The records that follow need to be output exactly as they are.

-----

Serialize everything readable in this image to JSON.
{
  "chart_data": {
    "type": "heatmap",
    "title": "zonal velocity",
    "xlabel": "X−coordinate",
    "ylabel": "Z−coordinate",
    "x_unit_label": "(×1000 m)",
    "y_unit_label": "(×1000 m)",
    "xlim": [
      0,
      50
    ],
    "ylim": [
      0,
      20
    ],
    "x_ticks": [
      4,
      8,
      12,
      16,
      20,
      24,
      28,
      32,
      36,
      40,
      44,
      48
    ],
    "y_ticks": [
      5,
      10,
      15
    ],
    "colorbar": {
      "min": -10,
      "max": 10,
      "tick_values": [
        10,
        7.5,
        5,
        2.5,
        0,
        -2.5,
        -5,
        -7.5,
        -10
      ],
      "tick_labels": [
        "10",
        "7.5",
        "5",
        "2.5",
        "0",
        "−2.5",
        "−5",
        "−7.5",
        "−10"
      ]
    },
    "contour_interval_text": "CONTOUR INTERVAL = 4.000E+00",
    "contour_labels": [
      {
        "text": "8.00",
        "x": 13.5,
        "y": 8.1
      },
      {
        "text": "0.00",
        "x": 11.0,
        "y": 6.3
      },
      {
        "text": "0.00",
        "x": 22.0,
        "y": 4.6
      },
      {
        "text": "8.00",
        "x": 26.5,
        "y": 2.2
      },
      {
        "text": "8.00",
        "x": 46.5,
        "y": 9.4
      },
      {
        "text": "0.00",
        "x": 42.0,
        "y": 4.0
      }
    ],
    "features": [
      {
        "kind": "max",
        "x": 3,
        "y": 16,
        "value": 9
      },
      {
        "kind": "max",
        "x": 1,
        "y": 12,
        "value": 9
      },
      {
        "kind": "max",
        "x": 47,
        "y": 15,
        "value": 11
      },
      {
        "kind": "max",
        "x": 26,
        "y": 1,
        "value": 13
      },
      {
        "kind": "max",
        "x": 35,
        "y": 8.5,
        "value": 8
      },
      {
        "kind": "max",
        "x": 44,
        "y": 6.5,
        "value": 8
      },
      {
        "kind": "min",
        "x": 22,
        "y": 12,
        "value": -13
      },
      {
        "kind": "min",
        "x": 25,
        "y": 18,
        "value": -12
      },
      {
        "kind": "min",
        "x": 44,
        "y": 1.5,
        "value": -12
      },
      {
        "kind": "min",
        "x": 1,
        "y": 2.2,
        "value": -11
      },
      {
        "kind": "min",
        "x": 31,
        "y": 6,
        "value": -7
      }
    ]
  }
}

-----

◆ EXERCISE SOLUTION ◆
Serialize everything readable in this image to JSON.
{
  "chart_data": {
    "type": "heatmap",
    "title": "zonal velocity",
    "xlabel": "X−coordinate",
    "ylabel": "Z−coordinate",
    "x_unit_label": "(×1000 m)",
    "y_unit_label": "(×1000 m)",
    "xlim": [
      0,
      50
    ],
    "ylim": [
      0,
      20
    ],
    "x_ticks": [
      4,
      8,
      12,
      16,
      20,
      24,
      28,
      32,
      36,
      40,
      44,
      48
    ],
    "y_ticks": [
      5,
      10,
      15
    ],
    "colorbar": {
      "min": -10,
      "max": 10,
      "tick_values": [
        10,
        7.5,
        5,
        2.5,
        0,
        -2.5,
        -5,
        -7.5,
        -10
      ],
      "tick_labels": [
        "10",
        "7.5",
        "5",
        "2.5",
        "0",
        "−2.5",
        "−5",
        "−7.5",
        "−10"
      ]
    },
    "contour_interval_text": "CONTOUR INTERVAL = 4.000E+00",
    "contour_labels": [
      {
        "text": "8.00",
        "x": 13.5,
        "y": 8.1
      },
      {
        "text": "0.00",
        "x": 11.0,
        "y": 6.3
      },
      {
        "text": "0.00",
        "x": 22.0,
        "y": 4.6
      },
      {
        "text": "8.00",
        "x": 26.5,
        "y": 2.2
      },
      {
        "text": "8.00",
        "x": 46.5,
        "y": 9.4
      },
      {
        "text": "0.00",
        "x": 42.0,
        "y": 4.0
      }
    ],
    "features": [
      {
        "kind": "max",
        "x": 3,
        "y": 16,
        "value": 9
      },
      {
        "kind": "max",
        "x": 1,
        "y": 12,
        "value": 9
      },
      {
        "kind": "max",
        "x": 47,
        "y": 15,
        "value": 11
      },
      {
        "kind": "max",
        "x": 26,
        "y": 1,
        "value": 13
      },
      {
        "kind": "max",
        "x": 35,
        "y": 8.5,
        "value": 8
      },
      {
        "kind": "max",
        "x": 44,
        "y": 6.5,
        "value": 8
      },
      {
        "kind": "min",
        "x": 22,
        "y": 12,
        "value": -13
      },
      {
        "kind": "min",
        "x": 25,
        "y": 18,
        "value": -12
      },
      {
        "kind": "min",
        "x": 44,
        "y": 1.5,
        "value": -12
      },
      {
        "kind": "min",
        "x": 1,
        "y": 2.2,
        "value": -11
      },
      {
        "kind": "min",
        "x": 31,
        "y": 6,
        "value": -7
      }
    ]
  }
}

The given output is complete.